RECORDS TO USE
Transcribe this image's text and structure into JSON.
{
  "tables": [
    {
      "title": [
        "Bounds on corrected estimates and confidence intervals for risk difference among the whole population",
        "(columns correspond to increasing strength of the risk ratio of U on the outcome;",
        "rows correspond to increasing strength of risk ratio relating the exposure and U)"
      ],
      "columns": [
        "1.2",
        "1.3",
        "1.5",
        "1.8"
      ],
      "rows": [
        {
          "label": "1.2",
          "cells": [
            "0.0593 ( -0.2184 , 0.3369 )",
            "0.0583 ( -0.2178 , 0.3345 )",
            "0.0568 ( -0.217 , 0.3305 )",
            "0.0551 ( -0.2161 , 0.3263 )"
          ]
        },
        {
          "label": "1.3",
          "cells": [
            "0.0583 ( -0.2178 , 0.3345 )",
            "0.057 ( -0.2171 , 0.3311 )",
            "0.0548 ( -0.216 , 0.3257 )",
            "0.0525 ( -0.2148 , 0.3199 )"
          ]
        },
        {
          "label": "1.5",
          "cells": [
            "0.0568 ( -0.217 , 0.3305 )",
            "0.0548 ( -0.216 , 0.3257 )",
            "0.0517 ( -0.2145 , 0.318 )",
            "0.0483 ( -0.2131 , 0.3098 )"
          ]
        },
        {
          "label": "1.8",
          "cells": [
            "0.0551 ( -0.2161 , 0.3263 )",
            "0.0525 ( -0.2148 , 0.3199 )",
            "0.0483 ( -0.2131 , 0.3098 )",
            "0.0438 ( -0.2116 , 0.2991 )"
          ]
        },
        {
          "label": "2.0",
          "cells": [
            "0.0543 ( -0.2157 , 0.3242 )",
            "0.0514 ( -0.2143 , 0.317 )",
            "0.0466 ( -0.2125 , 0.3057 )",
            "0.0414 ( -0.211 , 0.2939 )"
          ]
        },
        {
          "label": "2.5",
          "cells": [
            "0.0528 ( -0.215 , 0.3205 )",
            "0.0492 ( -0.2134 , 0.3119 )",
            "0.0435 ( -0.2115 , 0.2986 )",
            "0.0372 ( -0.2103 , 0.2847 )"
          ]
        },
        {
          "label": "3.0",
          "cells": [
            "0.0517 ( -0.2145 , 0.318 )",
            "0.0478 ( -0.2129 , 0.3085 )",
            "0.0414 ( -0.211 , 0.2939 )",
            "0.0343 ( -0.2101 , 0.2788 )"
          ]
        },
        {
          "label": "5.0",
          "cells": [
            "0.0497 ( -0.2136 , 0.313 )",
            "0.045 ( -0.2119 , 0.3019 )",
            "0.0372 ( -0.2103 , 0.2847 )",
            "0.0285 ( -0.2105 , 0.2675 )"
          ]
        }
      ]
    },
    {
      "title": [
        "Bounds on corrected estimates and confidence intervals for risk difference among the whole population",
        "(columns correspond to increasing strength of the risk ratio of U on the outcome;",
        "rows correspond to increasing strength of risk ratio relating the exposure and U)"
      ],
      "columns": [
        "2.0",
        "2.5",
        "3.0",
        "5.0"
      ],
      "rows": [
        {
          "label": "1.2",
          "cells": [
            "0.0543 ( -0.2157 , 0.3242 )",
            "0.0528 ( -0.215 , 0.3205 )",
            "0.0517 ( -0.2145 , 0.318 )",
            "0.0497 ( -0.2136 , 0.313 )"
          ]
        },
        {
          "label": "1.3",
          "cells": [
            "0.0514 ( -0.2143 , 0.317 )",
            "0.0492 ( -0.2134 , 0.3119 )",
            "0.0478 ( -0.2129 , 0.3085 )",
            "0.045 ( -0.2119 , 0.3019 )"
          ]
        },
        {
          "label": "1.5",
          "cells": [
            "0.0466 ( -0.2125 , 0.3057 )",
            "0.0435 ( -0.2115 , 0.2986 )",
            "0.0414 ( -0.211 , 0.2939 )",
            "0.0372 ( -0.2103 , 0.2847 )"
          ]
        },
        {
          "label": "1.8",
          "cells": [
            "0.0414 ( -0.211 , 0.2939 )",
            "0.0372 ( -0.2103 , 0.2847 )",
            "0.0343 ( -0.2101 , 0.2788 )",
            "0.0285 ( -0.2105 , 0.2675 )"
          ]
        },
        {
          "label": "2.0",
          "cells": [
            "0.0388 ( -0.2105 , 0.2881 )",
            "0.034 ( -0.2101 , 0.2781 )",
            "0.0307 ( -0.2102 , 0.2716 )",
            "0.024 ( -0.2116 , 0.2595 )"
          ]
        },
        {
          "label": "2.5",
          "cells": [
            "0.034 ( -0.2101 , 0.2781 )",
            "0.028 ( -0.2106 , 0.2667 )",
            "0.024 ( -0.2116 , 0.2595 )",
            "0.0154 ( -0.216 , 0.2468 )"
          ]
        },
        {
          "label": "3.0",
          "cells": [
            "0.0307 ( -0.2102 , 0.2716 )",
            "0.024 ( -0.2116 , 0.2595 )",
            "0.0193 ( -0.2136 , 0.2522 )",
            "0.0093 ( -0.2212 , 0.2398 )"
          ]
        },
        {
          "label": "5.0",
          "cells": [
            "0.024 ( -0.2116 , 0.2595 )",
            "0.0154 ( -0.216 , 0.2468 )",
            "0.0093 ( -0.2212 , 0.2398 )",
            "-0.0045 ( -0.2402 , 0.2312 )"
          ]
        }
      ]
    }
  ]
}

THE EXERCISE
Make an exact copy of all the data.

OUTPUT FOR THIS TASK
Transcribe this image's text and structure into JSON.
{
  "tables": [
    {
      "title": [
        "Bounds on corrected estimates and confidence intervals for risk difference among the whole population",
        "(columns correspond to increasing strength of the risk ratio of U on the outcome;",
        "rows correspond to increasing strength of risk ratio relating the exposure and U)"
      ],
      "columns": [
        "1.2",
        "1.3",
        "1.5",
        "1.8"
      ],
      "rows": [
        {
          "label": "1.2",
          "cells": [
            "0.0593 ( -0.2184 , 0.3369 )",
            "0.0583 ( -0.2178 , 0.3345 )",
            "0.0568 ( -0.217 , 0.3305 )",
            "0.0551 ( -0.2161 , 0.3263 )"
          ]
        },
        {
          "label": "1.3",
          "cells": [
            "0.0583 ( -0.2178 , 0.3345 )",
            "0.057 ( -0.2171 , 0.3311 )",
            "0.0548 ( -0.216 , 0.3257 )",
            "0.0525 ( -0.2148 , 0.3199 )"
          ]
        },
        {
          "label": "1.5",
          "cells": [
            "0.0568 ( -0.217 , 0.3305 )",
            "0.0548 ( -0.216 , 0.3257 )",
            "0.0517 ( -0.2145 , 0.318 )",
            "0.0483 ( -0.2131 , 0.3098 )"
          ]
        },
        {
          "label": "1.8",
          "cells": [
            "0.0551 ( -0.2161 , 0.3263 )",
            "0.0525 ( -0.2148 , 0.3199 )",
            "0.0483 ( -0.2131 , 0.3098 )",
            "0.0438 ( -0.2116 , 0.2991 )"
          ]
        },
        {
          "label": "2.0",
          "cells": [
            "0.0543 ( -0.2157 , 0.3242 )",
            "0.0514 ( -0.2143 , 0.317 )",
            "0.0466 ( -0.2125 , 0.3057 )",
            "0.0414 ( -0.211 , 0.2939 )"
          ]
        },
        {
          "label": "2.5",
          "cells": [
            "0.0528 ( -0.215 , 0.3205 )",
            "0.0492 ( -0.2134 , 0.3119 )",
            "0.0435 ( -0.2115 , 0.2986 )",
            "0.0372 ( -0.2103 , 0.2847 )"
          ]
        },
        {
          "label": "3.0",
          "cells": [
            "0.0517 ( -0.2145 , 0.318 )",
            "0.0478 ( -0.2129 , 0.3085 )",
            "0.0414 ( -0.211 , 0.2939 )",
            "0.0343 ( -0.2101 , 0.2788 )"
          ]
        },
        {
          "label": "5.0",
          "cells": [
            "0.0497 ( -0.2136 , 0.313 )",
            "0.045 ( -0.2119 , 0.3019 )",
            "0.0372 ( -0.2103 , 0.2847 )",
            "0.0285 ( -0.2105 , 0.2675 )"
          ]
        }
      ]
    },
    {
      "title": [
        "Bounds on corrected estimates and confidence intervals for risk difference among the whole population",
        "(columns correspond to increasing strength of the risk ratio of U on the outcome;",
        "rows correspond to increasing strength of risk ratio relating the exposure and U)"
      ],
      "columns": [
        "2.0",
        "2.5",
        "3.0",
        "5.0"
      ],
      "rows": [
        {
          "label": "1.2",
          "cells": [
            "0.0543 ( -0.2157 , 0.3242 )",
            "0.0528 ( -0.215 , 0.3205 )",
            "0.0517 ( -0.2145 , 0.318 )",
            "0.0497 ( -0.2136 , 0.313 )"
          ]
        },
        {
          "label": "1.3",
          "cells": [
            "0.0514 ( -0.2143 , 0.317 )",
            "0.0492 ( -0.2134 , 0.3119 )",
            "0.0478 ( -0.2129 , 0.3085 )",
            "0.045 ( -0.2119 , 0.3019 )"
          ]
        },
        {
          "label": "1.5",
          "cells": [
            "0.0466 ( -0.2125 , 0.3057 )",
            "0.0435 ( -0.2115 , 0.2986 )",
            "0.0414 ( -0.211 , 0.2939 )",
            "0.0372 ( -0.2103 , 0.2847 )"
          ]
        },
        {
          "label": "1.8",
          "cells": [
            "0.0414 ( -0.211 , 0.2939 )",
            "0.0372 ( -0.2103 , 0.2847 )",
            "0.0343 ( -0.2101 , 0.2788 )",
            "0.0285 ( -0.2105 , 0.2675 )"
          ]
        },
        {
          "label": "2.0",
          "cells": [
            "0.0388 ( -0.2105 , 0.2881 )",
            "0.034 ( -0.2101 , 0.2781 )",
            "0.0307 ( -0.2102 , 0.2716 )",
            "0.024 ( -0.2116 , 0.2595 )"
          ]
        },
        {
          "label": "2.5",
          "cells": [
            "0.034 ( -0.2101 , 0.2781 )",
            "0.028 ( -0.2106 , 0.2667 )",
            "0.024 ( -0.2116 , 0.2595 )",
            "0.0154 ( -0.216 , 0.2468 )"
          ]
        },
        {
          "label": "3.0",
          "cells": [
            "0.0307 ( -0.2102 , 0.2716 )",
            "0.024 ( -0.2116 , 0.2595 )",
            "0.0193 ( -0.2136 , 0.2522 )",
            "0.0093 ( -0.2212 , 0.2398 )"
          ]
        },
        {
          "label": "5.0",
          "cells": [
            "0.024 ( -0.2116 , 0.2595 )",
            "0.0154 ( -0.216 , 0.2468 )",
            "0.0093 ( -0.2212 , 0.2398 )",
            "-0.0045 ( -0.2402 , 0.2312 )"
          ]
        }
      ]
    }
  ]
}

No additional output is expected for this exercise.